YOUR GOAL =>
Output all of the data below exactly as given.

--- --- ---

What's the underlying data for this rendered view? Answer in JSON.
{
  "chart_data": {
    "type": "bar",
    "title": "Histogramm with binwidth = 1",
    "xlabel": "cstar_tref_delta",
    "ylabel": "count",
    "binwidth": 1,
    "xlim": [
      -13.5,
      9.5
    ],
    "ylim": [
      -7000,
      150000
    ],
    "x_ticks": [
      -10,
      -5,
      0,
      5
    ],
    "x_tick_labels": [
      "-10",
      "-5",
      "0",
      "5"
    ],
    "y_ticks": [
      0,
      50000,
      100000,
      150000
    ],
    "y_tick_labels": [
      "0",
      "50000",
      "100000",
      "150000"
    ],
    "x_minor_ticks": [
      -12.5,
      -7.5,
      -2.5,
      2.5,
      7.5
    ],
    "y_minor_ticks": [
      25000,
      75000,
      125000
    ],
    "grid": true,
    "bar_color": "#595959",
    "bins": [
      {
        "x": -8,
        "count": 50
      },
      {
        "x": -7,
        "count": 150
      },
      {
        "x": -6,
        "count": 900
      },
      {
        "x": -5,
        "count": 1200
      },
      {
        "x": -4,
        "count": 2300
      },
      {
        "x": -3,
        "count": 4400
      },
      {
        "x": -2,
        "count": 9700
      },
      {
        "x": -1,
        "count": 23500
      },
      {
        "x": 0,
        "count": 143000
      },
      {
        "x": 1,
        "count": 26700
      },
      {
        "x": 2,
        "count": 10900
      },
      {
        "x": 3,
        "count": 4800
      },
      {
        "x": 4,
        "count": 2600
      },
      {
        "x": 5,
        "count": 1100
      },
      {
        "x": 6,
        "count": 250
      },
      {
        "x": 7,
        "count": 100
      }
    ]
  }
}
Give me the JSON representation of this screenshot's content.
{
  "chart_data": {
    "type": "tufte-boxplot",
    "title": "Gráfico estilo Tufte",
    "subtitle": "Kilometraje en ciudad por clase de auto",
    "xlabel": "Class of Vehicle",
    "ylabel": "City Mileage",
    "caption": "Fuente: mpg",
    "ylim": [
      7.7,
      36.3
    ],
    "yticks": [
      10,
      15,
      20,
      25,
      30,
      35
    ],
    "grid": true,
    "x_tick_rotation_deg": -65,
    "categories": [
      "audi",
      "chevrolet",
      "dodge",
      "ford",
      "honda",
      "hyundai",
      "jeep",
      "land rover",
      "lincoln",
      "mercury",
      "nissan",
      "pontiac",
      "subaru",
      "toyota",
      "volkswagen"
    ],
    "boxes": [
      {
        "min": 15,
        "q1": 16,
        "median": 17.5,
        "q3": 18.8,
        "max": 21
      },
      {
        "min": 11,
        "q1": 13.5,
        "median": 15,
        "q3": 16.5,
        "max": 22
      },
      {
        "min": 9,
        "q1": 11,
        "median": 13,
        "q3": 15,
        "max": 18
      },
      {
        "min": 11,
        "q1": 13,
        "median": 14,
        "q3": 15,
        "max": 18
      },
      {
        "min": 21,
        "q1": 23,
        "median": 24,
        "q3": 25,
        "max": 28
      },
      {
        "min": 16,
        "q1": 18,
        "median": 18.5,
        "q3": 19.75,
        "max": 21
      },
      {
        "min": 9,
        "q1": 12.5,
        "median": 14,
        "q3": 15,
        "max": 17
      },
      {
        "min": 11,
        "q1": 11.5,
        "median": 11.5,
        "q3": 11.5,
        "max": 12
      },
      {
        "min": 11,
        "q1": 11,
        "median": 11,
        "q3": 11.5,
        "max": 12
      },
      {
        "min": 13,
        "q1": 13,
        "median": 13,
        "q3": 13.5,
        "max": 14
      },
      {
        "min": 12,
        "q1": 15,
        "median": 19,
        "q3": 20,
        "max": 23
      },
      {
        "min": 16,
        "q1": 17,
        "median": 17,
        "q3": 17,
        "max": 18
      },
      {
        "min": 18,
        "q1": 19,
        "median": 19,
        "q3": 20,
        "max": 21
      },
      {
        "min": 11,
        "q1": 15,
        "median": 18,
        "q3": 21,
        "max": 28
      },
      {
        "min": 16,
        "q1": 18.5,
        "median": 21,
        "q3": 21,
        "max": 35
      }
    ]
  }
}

--- --- ---

RESULT =>
What's the underlying data for this rendered view? Answer in JSON.
{
  "chart_data": {
    "type": "bar",
    "title": "Histogramm with binwidth = 1",
    "xlabel": "cstar_tref_delta",
    "ylabel": "count",
    "binwidth": 1,
    "xlim": [
      -13.5,
      9.5
    ],
    "ylim": [
      -7000,
      150000
    ],
    "x_ticks": [
      -10,
      -5,
      0,
      5
    ],
    "x_tick_labels": [
      "-10",
      "-5",
      "0",
      "5"
    ],
    "y_ticks": [
      0,
      50000,
      100000,
      150000
    ],
    "y_tick_labels": [
      "0",
      "50000",
      "100000",
      "150000"
    ],
    "x_minor_ticks": [
      -12.5,
      -7.5,
      -2.5,
      2.5,
      7.5
    ],
    "y_minor_ticks": [
      25000,
      75000,
      125000
    ],
    "grid": true,
    "bar_color": "#595959",
    "bins": [
      {
        "x": -8,
        "count": 50
      },
      {
        "x": -7,
        "count": 150
      },
      {
        "x": -6,
        "count": 900
      },
      {
        "x": -5,
        "count": 1200
      },
      {
        "x": -4,
        "count": 2300
      },
      {
        "x": -3,
        "count": 4400
      },
      {
        "x": -2,
        "count": 9700
      },
      {
        "x": -1,
        "count": 23500
      },
      {
        "x": 0,
        "count": 143000
      },
      {
        "x": 1,
        "count": 26700
      },
      {
        "x": 2,
        "count": 10900
      },
      {
        "x": 3,
        "count": 4800
      },
      {
        "x": 4,
        "count": 2600
      },
      {
        "x": 5,
        "count": 1100
      },
      {
        "x": 6,
        "count": 250
      },
      {
        "x": 7,
        "count": 100
      }
    ]
  }
}
Give me the JSON representation of this screenshot's content.
{
  "chart_data": {
    "type": "tufte-boxplot",
    "title": "Gráfico estilo Tufte",
    "subtitle": "Kilometraje en ciudad por clase de auto",
    "xlabel": "Class of Vehicle",
    "ylabel": "City Mileage",
    "caption": "Fuente: mpg",
    "ylim": [
      7.7,
      36.3
    ],
    "yticks": [
      10,
      15,
      20,
      25,
      30,
      35
    ],
    "grid": true,
    "x_tick_rotation_deg": -65,
    "categories": [
      "audi",
      "chevrolet",
      "dodge",
      "ford",
      "honda",
      "hyundai",
      "jeep",
      "land rover",
      "lincoln",
      "mercury",
      "nissan",
      "pontiac",
      "subaru",
      "toyota",
      "volkswagen"
    ],
    "boxes": [
      {
        "min": 15,
        "q1": 16,
        "median": 17.5,
        "q3": 18.8,
        "max": 21
      },
      {
        "min": 11,
        "q1": 13.5,
        "median": 15,
        "q3": 16.5,
        "max": 22
      },
      {
        "min": 9,
        "q1": 11,
        "median": 13,
        "q3": 15,
        "max": 18
      },
      {
        "min": 11,
        "q1": 13,
        "median": 14,
        "q3": 15,
        "max": 18
      },
      {
        "min": 21,
        "q1": 23,
        "median": 24,
        "q3": 25,
        "max": 28
      },
      {
        "min": 16,
        "q1": 18,
        "median": 18.5,
        "q3": 19.75,
        "max": 21
      },
      {
        "min": 9,
        "q1": 12.5,
        "median": 14,
        "q3": 15,
        "max": 17
      },
      {
        "min": 11,
        "q1": 11.5,
        "median": 11.5,
        "q3": 11.5,
        "max": 12
      },
      {
        "min": 11,
        "q1": 11,
        "median": 11,
        "q3": 11.5,
        "max": 12
      },
      {
        "min": 13,
        "q1": 13,
        "median": 13,
        "q3": 13.5,
        "max": 14
      },
      {
        "min": 12,
        "q1": 15,
        "median": 19,
        "q3": 20,
        "max": 23
      },
      {
        "min": 16,
        "q1": 17,
        "median": 17,
        "q3": 17,
        "max": 18
      },
      {
        "min": 18,
        "q1": 19,
        "median": 19,
        "q3": 20,
        "max": 21
      },
      {
        "min": 11,
        "q1": 15,
        "median": 18,
        "q3": 21,
        "max": 28
      },
      {
        "min": 16,
        "q1": 18.5,
        "median": 21,
        "q3": 21,
        "max": 35
      }
    ]
  }
}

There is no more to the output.